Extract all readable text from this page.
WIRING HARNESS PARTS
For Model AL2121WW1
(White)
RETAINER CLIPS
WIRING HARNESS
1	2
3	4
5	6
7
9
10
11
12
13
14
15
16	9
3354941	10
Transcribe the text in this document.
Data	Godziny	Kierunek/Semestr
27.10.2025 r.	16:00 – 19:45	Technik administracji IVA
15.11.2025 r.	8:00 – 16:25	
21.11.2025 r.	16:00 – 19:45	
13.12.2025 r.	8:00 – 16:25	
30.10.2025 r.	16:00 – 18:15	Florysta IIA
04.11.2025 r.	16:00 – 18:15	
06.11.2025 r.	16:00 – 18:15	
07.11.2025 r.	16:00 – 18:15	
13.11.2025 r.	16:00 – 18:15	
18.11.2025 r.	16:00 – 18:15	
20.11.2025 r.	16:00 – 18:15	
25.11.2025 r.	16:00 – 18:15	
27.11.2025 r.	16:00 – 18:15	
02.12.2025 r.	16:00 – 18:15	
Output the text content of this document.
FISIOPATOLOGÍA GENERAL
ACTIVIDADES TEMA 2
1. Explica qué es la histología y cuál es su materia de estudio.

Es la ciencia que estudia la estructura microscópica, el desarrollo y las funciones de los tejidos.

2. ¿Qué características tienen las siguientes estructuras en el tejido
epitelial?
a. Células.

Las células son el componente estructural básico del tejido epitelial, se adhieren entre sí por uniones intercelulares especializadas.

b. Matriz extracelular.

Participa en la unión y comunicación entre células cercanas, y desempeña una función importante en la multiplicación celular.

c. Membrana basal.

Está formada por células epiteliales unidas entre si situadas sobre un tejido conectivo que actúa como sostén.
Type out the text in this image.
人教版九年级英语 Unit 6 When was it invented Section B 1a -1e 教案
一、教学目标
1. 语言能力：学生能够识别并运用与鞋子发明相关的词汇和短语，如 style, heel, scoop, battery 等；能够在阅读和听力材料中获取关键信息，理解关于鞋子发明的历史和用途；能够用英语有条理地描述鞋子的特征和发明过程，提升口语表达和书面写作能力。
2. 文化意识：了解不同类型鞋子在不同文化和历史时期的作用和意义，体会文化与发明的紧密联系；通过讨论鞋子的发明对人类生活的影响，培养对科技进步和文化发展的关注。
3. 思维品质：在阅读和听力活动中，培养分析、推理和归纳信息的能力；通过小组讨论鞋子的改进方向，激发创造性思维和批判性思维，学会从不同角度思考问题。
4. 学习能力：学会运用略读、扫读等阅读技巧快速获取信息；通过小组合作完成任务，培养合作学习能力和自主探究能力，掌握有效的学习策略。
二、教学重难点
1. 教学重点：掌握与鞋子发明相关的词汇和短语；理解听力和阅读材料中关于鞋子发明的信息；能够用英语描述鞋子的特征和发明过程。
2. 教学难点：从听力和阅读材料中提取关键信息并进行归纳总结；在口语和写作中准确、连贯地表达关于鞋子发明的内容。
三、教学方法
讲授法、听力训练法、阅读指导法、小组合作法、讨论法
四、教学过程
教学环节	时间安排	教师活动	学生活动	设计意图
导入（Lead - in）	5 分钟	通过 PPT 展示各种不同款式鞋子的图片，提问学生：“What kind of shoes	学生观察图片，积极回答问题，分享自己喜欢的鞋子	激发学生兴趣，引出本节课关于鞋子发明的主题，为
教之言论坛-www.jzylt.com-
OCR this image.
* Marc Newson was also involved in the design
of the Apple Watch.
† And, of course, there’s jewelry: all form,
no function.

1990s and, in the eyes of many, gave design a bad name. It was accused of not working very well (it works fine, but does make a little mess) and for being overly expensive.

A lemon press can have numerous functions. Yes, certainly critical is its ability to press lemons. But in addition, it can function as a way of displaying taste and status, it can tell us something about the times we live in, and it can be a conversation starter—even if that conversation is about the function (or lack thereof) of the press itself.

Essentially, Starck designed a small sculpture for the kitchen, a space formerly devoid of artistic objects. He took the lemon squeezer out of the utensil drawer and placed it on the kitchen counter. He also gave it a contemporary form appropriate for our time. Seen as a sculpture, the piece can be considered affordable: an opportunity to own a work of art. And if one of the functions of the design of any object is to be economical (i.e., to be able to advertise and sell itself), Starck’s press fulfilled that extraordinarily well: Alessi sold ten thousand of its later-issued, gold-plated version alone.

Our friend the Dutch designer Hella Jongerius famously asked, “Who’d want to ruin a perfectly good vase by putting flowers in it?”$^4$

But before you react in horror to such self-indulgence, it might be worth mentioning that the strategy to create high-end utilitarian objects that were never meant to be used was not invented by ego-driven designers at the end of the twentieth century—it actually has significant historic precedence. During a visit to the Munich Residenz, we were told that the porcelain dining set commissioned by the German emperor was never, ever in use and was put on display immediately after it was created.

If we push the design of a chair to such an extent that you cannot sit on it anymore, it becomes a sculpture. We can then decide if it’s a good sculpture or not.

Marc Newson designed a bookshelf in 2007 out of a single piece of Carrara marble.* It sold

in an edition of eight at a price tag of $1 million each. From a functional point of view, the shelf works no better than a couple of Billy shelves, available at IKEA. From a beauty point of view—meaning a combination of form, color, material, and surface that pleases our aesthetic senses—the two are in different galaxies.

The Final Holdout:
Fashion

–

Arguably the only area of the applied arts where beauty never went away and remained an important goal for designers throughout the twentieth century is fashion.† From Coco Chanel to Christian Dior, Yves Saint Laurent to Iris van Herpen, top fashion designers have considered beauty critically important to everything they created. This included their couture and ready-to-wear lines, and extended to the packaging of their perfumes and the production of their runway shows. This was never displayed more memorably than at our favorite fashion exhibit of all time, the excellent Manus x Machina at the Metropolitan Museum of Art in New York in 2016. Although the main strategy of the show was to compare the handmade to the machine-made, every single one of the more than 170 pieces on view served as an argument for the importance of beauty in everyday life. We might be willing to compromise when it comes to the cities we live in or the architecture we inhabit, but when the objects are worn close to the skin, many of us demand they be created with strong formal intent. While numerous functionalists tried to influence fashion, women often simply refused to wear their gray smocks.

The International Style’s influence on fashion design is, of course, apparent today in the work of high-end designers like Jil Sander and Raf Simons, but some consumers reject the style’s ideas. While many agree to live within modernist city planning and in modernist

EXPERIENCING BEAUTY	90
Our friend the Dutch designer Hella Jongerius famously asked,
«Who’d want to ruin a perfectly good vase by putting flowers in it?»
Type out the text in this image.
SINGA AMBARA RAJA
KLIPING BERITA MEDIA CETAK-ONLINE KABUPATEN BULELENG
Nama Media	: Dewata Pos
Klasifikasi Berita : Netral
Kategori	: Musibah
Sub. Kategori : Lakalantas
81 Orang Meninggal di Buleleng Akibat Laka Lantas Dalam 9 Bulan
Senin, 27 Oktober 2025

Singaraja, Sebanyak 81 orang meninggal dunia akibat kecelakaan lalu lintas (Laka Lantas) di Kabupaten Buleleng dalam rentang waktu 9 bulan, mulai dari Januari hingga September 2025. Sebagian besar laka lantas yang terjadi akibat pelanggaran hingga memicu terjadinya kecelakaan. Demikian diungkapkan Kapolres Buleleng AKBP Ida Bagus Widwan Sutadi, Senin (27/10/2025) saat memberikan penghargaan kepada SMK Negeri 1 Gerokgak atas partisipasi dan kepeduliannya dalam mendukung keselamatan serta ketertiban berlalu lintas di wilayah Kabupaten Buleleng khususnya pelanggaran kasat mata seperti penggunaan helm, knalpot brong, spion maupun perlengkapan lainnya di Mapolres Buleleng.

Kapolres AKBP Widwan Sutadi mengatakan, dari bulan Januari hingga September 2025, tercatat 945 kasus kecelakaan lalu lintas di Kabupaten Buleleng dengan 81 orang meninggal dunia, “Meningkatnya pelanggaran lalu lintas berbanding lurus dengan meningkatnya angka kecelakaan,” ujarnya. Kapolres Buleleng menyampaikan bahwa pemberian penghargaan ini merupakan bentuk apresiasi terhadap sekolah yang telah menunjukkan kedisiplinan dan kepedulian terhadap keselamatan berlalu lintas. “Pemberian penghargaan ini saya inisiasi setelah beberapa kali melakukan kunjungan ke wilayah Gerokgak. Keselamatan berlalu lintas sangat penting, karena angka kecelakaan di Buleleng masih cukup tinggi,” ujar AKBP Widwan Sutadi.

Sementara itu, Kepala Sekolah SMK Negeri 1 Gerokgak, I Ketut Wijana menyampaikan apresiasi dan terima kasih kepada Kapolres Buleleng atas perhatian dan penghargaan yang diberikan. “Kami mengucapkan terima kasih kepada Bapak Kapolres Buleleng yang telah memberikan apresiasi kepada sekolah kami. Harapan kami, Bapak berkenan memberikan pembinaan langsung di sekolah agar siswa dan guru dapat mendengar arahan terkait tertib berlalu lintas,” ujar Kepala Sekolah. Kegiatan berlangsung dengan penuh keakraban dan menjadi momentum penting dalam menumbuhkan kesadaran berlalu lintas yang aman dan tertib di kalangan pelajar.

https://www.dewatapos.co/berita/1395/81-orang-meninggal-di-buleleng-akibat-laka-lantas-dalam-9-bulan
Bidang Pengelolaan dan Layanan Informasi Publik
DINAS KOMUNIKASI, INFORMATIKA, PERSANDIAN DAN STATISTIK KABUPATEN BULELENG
____________
DESCRIPTION OF THE TASK:
Search the data for "numerous" and list every line in which it occurs.

EXPECTED ANSWER:
A lemon press can have numerous functions. Yes, certainly critical is its ability to press lemons. But in addition, it can function as a way of displaying taste and status, it can tell us something about the times we live in, and it can be a conversation starter—even if that conversation is about the function (or lack thereof) of the press itself.
Arguably the only area of the applied arts where beauty never went away and remained an important goal for designers throughout the twentieth century is fashion.† From Coco Chanel to Christian Dior, Yves Saint Laurent to Iris van Herpen, top fashion designers have considered beauty critically important to everything they created. This included their couture and ready-to-wear lines, and extended to the packaging of their perfumes and the production of their runway shows. This was never displayed more memorably than at our favorite fashion exhibit of all time, the excellent Manus x Machina at the Metropolitan Museum of Art in New York in 2016. Although the main strategy of the show was to compare the handmade to the machine-made, every single one of the more than 170 pieces on view served as an argument for the importance of beauty in everyday life. We might be willing to compromise when it comes to the cities we live in or the architecture we inhabit, but when the objects are worn close to the skin, many of us demand they be created with strong formal intent. While numerous functionalists tried to influence fashion, women often simply refused to wear their gray smocks.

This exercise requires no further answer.